> [What is needed]: Write out each record below exactly as it appears, with no pictures.

> [Data for this task]:

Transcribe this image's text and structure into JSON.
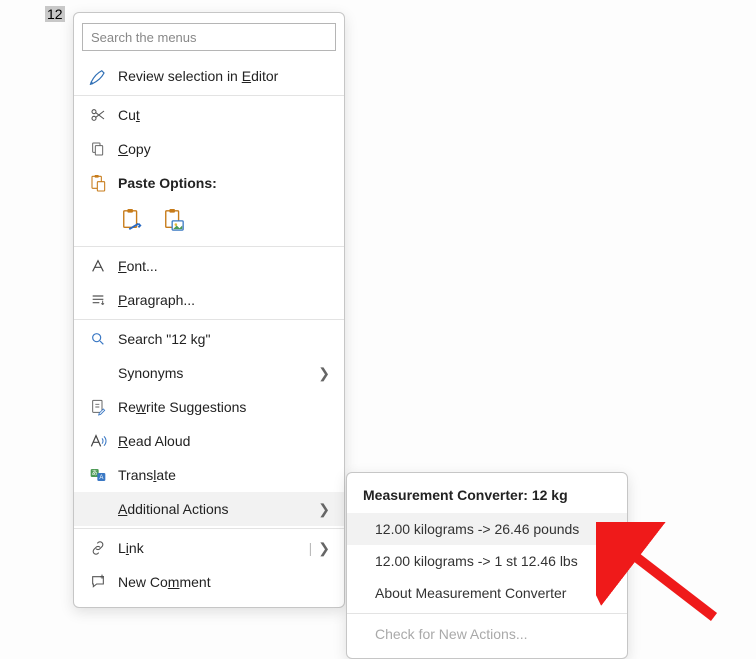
{
  "selection_text": "12",
  "search_placeholder": "Search the menus",
  "menu": {
    "review": "Review selection in Editor",
    "cut": "Cut",
    "copy": "Copy",
    "paste_options": "Paste Options:",
    "font": "Font...",
    "paragraph": "Paragraph...",
    "search_12kg": "Search \"12 kg\"",
    "synonyms": "Synonyms",
    "rewrite": "Rewrite Suggestions",
    "read_aloud": "Read Aloud",
    "translate": "Translate",
    "additional_actions": "Additional Actions",
    "link": "Link",
    "new_comment": "New Comment"
  },
  "submenu": {
    "title": "Measurement Converter: 12 kg",
    "items": [
      "12.00 kilograms -> 26.46 pounds",
      "12.00 kilograms -> 1 st 12.46 lbs",
      "About Measurement Converter",
      "Check for New Actions..."
    ]
  },
  "chevron": "❯",
  "link_chevron_split": "❯"
}
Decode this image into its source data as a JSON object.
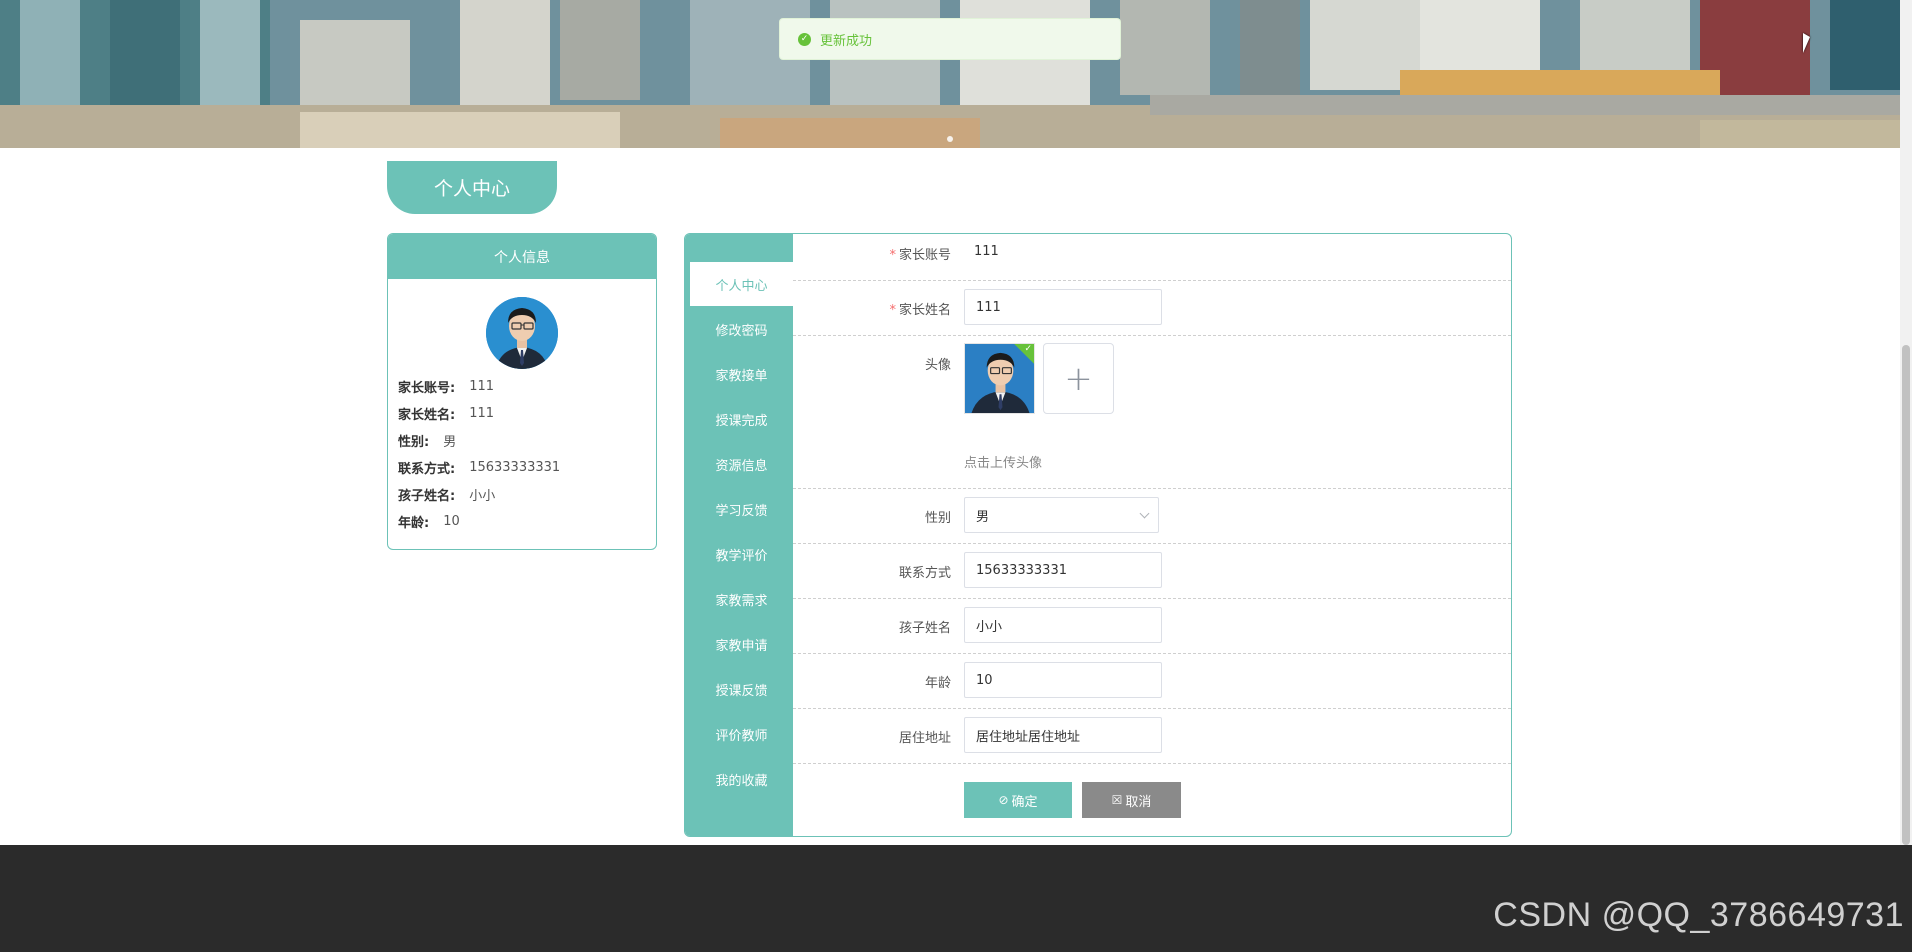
{
  "toast": {
    "message": "更新成功"
  },
  "title_tab": "个人中心",
  "info_card": {
    "header": "个人信息",
    "rows": [
      {
        "label": "家长账号:",
        "value": "111"
      },
      {
        "label": "家长姓名:",
        "value": "111"
      },
      {
        "label": "性别:",
        "value": "男"
      },
      {
        "label": "联系方式:",
        "value": "15633333331"
      },
      {
        "label": "孩子姓名:",
        "value": "小小"
      },
      {
        "label": "年龄:",
        "value": "10"
      }
    ]
  },
  "menu": {
    "active_index": 0,
    "items": [
      "个人中心",
      "修改密码",
      "家教接单",
      "授课完成",
      "资源信息",
      "学习反馈",
      "教学评价",
      "家教需求",
      "家教申请",
      "授课反馈",
      "评价教师",
      "我的收藏"
    ]
  },
  "form": {
    "account": {
      "label": "家长账号",
      "value": "111",
      "required": true
    },
    "name": {
      "label": "家长姓名",
      "value": "111",
      "required": true
    },
    "avatar": {
      "label": "头像",
      "upload_hint": "点击上传头像",
      "upload_icon": "plus-icon"
    },
    "gender": {
      "label": "性别",
      "value": "男"
    },
    "phone": {
      "label": "联系方式",
      "value": "15633333331"
    },
    "child_name": {
      "label": "孩子姓名",
      "value": "小小"
    },
    "age": {
      "label": "年龄",
      "value": "10"
    },
    "address": {
      "label": "居住地址",
      "value": "居住地址居住地址"
    },
    "confirm_label": "确定",
    "cancel_label": "取消"
  },
  "watermark": "CSDN @QQ_3786649731",
  "colors": {
    "accent": "#6cc2b7",
    "success": "#67c23a",
    "footer": "#2b2b2b",
    "required": "#f56c6c"
  }
}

> [Problem solution]:
Transcribe this image's text and structure into JSON.
{
  "selection_text": "12",
  "search_placeholder": "Search the menus",
  "menu": {
    "review": "Review selection in Editor",
    "cut": "Cut",
    "copy": "Copy",
    "paste_options": "Paste Options:",
    "font": "Font...",
    "paragraph": "Paragraph...",
    "search_12kg": "Search \"12 kg\"",
    "synonyms": "Synonyms",
    "rewrite": "Rewrite Suggestions",
    "read_aloud": "Read Aloud",
    "translate": "Translate",
    "additional_actions": "Additional Actions",
    "link": "Link",
    "new_comment": "New Comment"
  },
  "submenu": {
    "title": "Measurement Converter: 12 kg",
    "items": [
      "12.00 kilograms -> 26.46 pounds",
      "12.00 kilograms -> 1 st 12.46 lbs",
      "About Measurement Converter",
      "Check for New Actions..."
    ]
  },
  "chevron": "❯",
  "link_chevron_split": "❯"
}
Decode this image into its source data as a JSON object.
{
  "toast": {
    "message": "更新成功"
  },
  "title_tab": "个人中心",
  "info_card": {
    "header": "个人信息",
    "rows": [
      {
        "label": "家长账号:",
        "value": "111"
      },
      {
        "label": "家长姓名:",
        "value": "111"
      },
      {
        "label": "性别:",
        "value": "男"
      },
      {
        "label": "联系方式:",
        "value": "15633333331"
      },
      {
        "label": "孩子姓名:",
        "value": "小小"
      },
      {
        "label": "年龄:",
        "value": "10"
      }
    ]
  },
  "menu": {
    "active_index": 0,
    "items": [
      "个人中心",
      "修改密码",
      "家教接单",
      "授课完成",
      "资源信息",
      "学习反馈",
      "教学评价",
      "家教需求",
      "家教申请",
      "授课反馈",
      "评价教师",
      "我的收藏"
    ]
  },
  "form": {
    "account": {
      "label": "家长账号",
      "value": "111",
      "required": true
    },
    "name": {
      "label": "家长姓名",
      "value": "111",
      "required": true
    },
    "avatar": {
      "label": "头像",
      "upload_hint": "点击上传头像",
      "upload_icon": "plus-icon"
    },
    "gender": {
      "label": "性别",
      "value": "男"
    },
    "phone": {
      "label": "联系方式",
      "value": "15633333331"
    },
    "child_name": {
      "label": "孩子姓名",
      "value": "小小"
    },
    "age": {
      "label": "年龄",
      "value": "10"
    },
    "address": {
      "label": "居住地址",
      "value": "居住地址居住地址"
    },
    "confirm_label": "确定",
    "cancel_label": "取消"
  },
  "watermark": "CSDN @QQ_3786649731",
  "colors": {
    "accent": "#6cc2b7",
    "success": "#67c23a",
    "footer": "#2b2b2b",
    "required": "#f56c6c"
  }
}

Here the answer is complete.